◆ Set exercise ◆
Return the complete listing that follows, with each line reproduced exactly.

Stored items from a collection
########

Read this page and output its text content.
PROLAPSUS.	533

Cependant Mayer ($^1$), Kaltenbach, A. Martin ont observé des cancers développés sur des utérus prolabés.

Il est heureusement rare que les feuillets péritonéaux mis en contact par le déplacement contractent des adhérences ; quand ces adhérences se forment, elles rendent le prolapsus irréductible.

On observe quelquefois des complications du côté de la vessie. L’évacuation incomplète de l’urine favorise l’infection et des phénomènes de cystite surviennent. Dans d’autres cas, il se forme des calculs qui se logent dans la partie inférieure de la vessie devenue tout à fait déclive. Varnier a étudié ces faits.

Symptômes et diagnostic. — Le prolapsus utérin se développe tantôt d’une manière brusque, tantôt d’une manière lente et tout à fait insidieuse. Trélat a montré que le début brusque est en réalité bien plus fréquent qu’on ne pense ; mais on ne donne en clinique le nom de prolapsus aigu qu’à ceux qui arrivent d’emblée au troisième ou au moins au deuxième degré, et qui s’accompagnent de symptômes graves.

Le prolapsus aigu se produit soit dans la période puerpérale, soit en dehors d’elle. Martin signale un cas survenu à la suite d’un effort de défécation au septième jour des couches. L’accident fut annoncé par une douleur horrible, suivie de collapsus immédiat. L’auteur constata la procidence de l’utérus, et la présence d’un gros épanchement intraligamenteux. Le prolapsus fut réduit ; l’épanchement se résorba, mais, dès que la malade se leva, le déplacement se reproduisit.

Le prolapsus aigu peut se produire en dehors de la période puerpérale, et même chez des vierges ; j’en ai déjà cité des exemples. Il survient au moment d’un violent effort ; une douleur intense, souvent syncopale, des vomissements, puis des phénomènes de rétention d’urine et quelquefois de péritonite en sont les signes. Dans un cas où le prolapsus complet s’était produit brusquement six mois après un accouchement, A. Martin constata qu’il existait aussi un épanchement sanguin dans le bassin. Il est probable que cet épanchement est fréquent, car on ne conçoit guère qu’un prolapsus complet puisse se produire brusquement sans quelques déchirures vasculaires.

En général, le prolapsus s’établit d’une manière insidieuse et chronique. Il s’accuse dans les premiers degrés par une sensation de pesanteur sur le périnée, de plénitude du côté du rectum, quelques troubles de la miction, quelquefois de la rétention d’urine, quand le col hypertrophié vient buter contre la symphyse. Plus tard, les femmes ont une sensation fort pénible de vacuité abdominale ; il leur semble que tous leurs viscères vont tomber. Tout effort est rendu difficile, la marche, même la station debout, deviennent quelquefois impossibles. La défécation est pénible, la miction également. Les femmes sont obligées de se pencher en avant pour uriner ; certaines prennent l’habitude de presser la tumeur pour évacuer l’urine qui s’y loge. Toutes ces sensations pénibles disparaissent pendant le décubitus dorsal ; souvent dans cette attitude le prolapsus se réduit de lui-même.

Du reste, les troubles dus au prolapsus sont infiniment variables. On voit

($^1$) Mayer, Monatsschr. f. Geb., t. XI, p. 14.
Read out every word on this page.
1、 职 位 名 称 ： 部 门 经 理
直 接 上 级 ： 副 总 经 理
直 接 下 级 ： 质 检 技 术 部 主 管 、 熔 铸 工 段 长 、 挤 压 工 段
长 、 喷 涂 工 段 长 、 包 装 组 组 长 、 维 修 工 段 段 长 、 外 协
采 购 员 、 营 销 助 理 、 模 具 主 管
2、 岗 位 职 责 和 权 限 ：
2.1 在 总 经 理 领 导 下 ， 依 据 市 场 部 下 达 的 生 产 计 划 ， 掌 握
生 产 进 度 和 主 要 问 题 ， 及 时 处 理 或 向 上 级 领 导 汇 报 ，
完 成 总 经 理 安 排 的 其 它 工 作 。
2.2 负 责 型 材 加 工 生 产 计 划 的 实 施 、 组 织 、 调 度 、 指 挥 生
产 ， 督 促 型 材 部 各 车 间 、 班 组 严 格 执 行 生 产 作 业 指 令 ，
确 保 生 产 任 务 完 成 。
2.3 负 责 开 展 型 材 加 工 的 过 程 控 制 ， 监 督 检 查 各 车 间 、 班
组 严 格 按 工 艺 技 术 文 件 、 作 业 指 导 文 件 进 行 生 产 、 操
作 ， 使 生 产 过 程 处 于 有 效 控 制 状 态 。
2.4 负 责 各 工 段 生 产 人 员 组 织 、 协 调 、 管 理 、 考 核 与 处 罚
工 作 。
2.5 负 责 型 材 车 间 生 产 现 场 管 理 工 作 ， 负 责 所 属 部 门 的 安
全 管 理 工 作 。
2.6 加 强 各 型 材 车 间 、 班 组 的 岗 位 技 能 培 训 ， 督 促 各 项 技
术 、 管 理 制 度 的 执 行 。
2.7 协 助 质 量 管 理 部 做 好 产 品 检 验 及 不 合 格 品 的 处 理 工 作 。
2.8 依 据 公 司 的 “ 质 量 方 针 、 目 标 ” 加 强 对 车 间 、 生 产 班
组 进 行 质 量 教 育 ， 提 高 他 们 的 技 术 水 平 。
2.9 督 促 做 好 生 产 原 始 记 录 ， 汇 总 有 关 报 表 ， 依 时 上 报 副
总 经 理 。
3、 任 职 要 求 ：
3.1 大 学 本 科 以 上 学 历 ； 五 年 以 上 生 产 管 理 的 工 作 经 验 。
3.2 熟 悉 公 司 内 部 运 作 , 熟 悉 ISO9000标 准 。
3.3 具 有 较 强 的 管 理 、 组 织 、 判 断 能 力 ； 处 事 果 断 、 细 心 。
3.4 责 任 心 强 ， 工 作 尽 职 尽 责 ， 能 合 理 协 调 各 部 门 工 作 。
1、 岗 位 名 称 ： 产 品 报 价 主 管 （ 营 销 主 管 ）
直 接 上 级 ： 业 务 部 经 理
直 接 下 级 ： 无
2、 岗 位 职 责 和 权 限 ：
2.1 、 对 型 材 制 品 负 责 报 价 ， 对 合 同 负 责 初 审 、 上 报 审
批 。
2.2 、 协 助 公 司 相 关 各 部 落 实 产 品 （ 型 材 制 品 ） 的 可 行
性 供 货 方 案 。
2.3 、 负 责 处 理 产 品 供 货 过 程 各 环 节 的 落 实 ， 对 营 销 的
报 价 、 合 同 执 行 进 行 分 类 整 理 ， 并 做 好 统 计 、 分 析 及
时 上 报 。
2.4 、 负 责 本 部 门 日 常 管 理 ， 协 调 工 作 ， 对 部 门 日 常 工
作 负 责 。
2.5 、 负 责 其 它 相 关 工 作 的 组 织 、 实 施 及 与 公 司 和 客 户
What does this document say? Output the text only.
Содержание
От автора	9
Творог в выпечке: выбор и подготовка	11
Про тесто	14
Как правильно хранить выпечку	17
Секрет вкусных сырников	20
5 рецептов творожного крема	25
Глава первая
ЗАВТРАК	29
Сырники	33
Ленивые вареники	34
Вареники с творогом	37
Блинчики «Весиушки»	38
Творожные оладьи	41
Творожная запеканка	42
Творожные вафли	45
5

########

◆ Result of the exercise ◆
Read this page and output its text content.
PROLAPSUS.	533

Cependant Mayer ($^1$), Kaltenbach, A. Martin ont observé des cancers développés sur des utérus prolabés.

Il est heureusement rare que les feuillets péritonéaux mis en contact par le déplacement contractent des adhérences ; quand ces adhérences se forment, elles rendent le prolapsus irréductible.

On observe quelquefois des complications du côté de la vessie. L’évacuation incomplète de l’urine favorise l’infection et des phénomènes de cystite surviennent. Dans d’autres cas, il se forme des calculs qui se logent dans la partie inférieure de la vessie devenue tout à fait déclive. Varnier a étudié ces faits.

Symptômes et diagnostic. — Le prolapsus utérin se développe tantôt d’une manière brusque, tantôt d’une manière lente et tout à fait insidieuse. Trélat a montré que le début brusque est en réalité bien plus fréquent qu’on ne pense ; mais on ne donne en clinique le nom de prolapsus aigu qu’à ceux qui arrivent d’emblée au troisième ou au moins au deuxième degré, et qui s’accompagnent de symptômes graves.

Le prolapsus aigu se produit soit dans la période puerpérale, soit en dehors d’elle. Martin signale un cas survenu à la suite d’un effort de défécation au septième jour des couches. L’accident fut annoncé par une douleur horrible, suivie de collapsus immédiat. L’auteur constata la procidence de l’utérus, et la présence d’un gros épanchement intraligamenteux. Le prolapsus fut réduit ; l’épanchement se résorba, mais, dès que la malade se leva, le déplacement se reproduisit.

Le prolapsus aigu peut se produire en dehors de la période puerpérale, et même chez des vierges ; j’en ai déjà cité des exemples. Il survient au moment d’un violent effort ; une douleur intense, souvent syncopale, des vomissements, puis des phénomènes de rétention d’urine et quelquefois de péritonite en sont les signes. Dans un cas où le prolapsus complet s’était produit brusquement six mois après un accouchement, A. Martin constata qu’il existait aussi un épanchement sanguin dans le bassin. Il est probable que cet épanchement est fréquent, car on ne conçoit guère qu’un prolapsus complet puisse se produire brusquement sans quelques déchirures vasculaires.

En général, le prolapsus s’établit d’une manière insidieuse et chronique. Il s’accuse dans les premiers degrés par une sensation de pesanteur sur le périnée, de plénitude du côté du rectum, quelques troubles de la miction, quelquefois de la rétention d’urine, quand le col hypertrophié vient buter contre la symphyse. Plus tard, les femmes ont une sensation fort pénible de vacuité abdominale ; il leur semble que tous leurs viscères vont tomber. Tout effort est rendu difficile, la marche, même la station debout, deviennent quelquefois impossibles. La défécation est pénible, la miction également. Les femmes sont obligées de se pencher en avant pour uriner ; certaines prennent l’habitude de presser la tumeur pour évacuer l’urine qui s’y loge. Toutes ces sensations pénibles disparaissent pendant le décubitus dorsal ; souvent dans cette attitude le prolapsus se réduit de lui-même.

Du reste, les troubles dus au prolapsus sont infiniment variables. On voit

($^1$) Mayer, Monatsschr. f. Geb., t. XI, p. 14.
Read out every word on this page.
1、 职 位 名 称 ： 部 门 经 理
直 接 上 级 ： 副 总 经 理
直 接 下 级 ： 质 检 技 术 部 主 管 、 熔 铸 工 段 长 、 挤 压 工 段
长 、 喷 涂 工 段 长 、 包 装 组 组 长 、 维 修 工 段 段 长 、 外 协
采 购 员 、 营 销 助 理 、 模 具 主 管
2、 岗 位 职 责 和 权 限 ：
2.1 在 总 经 理 领 导 下 ， 依 据 市 场 部 下 达 的 生 产 计 划 ， 掌 握
生 产 进 度 和 主 要 问 题 ， 及 时 处 理 或 向 上 级 领 导 汇 报 ，
完 成 总 经 理 安 排 的 其 它 工 作 。
2.2 负 责 型 材 加 工 生 产 计 划 的 实 施 、 组 织 、 调 度 、 指 挥 生
产 ， 督 促 型 材 部 各 车 间 、 班 组 严 格 执 行 生 产 作 业 指 令 ，
确 保 生 产 任 务 完 成 。
2.3 负 责 开 展 型 材 加 工 的 过 程 控 制 ， 监 督 检 查 各 车 间 、 班
组 严 格 按 工 艺 技 术 文 件 、 作 业 指 导 文 件 进 行 生 产 、 操
作 ， 使 生 产 过 程 处 于 有 效 控 制 状 态 。
2.4 负 责 各 工 段 生 产 人 员 组 织 、 协 调 、 管 理 、 考 核 与 处 罚
工 作 。
2.5 负 责 型 材 车 间 生 产 现 场 管 理 工 作 ， 负 责 所 属 部 门 的 安
全 管 理 工 作 。
2.6 加 强 各 型 材 车 间 、 班 组 的 岗 位 技 能 培 训 ， 督 促 各 项 技
术 、 管 理 制 度 的 执 行 。
2.7 协 助 质 量 管 理 部 做 好 产 品 检 验 及 不 合 格 品 的 处 理 工 作 。
2.8 依 据 公 司 的 “ 质 量 方 针 、 目 标 ” 加 强 对 车 间 、 生 产 班
组 进 行 质 量 教 育 ， 提 高 他 们 的 技 术 水 平 。
2.9 督 促 做 好 生 产 原 始 记 录 ， 汇 总 有 关 报 表 ， 依 时 上 报 副
总 经 理 。
3、 任 职 要 求 ：
3.1 大 学 本 科 以 上 学 历 ； 五 年 以 上 生 产 管 理 的 工 作 经 验 。
3.2 熟 悉 公 司 内 部 运 作 , 熟 悉 ISO9000标 准 。
3.3 具 有 较 强 的 管 理 、 组 织 、 判 断 能 力 ； 处 事 果 断 、 细 心 。
3.4 责 任 心 强 ， 工 作 尽 职 尽 责 ， 能 合 理 协 调 各 部 门 工 作 。
1、 岗 位 名 称 ： 产 品 报 价 主 管 （ 营 销 主 管 ）
直 接 上 级 ： 业 务 部 经 理
直 接 下 级 ： 无
2、 岗 位 职 责 和 权 限 ：
2.1 、 对 型 材 制 品 负 责 报 价 ， 对 合 同 负 责 初 审 、 上 报 审
批 。
2.2 、 协 助 公 司 相 关 各 部 落 实 产 品 （ 型 材 制 品 ） 的 可 行
性 供 货 方 案 。
2.3 、 负 责 处 理 产 品 供 货 过 程 各 环 节 的 落 实 ， 对 营 销 的
报 价 、 合 同 执 行 进 行 分 类 整 理 ， 并 做 好 统 计 、 分 析 及
时 上 报 。
2.4 、 负 责 本 部 门 日 常 管 理 ， 协 调 工 作 ， 对 部 门 日 常 工
作 负 责 。
2.5 、 负 责 其 它 相 关 工 作 的 组 织 、 实 施 及 与 公 司 和 客 户
What does this document say? Output the text only.
Содержание
От автора	9
Творог в выпечке: выбор и подготовка	11
Про тесто	14
Как правильно хранить выпечку	17
Секрет вкусных сырников	20
5 рецептов творожного крема	25
Глава первая
ЗАВТРАК	29
Сырники	33
Ленивые вареники	34
Вареники с творогом	37
Блинчики «Весиушки»	38
Творожные оладьи	41
Творожная запеканка	42
Творожные вафли	45
5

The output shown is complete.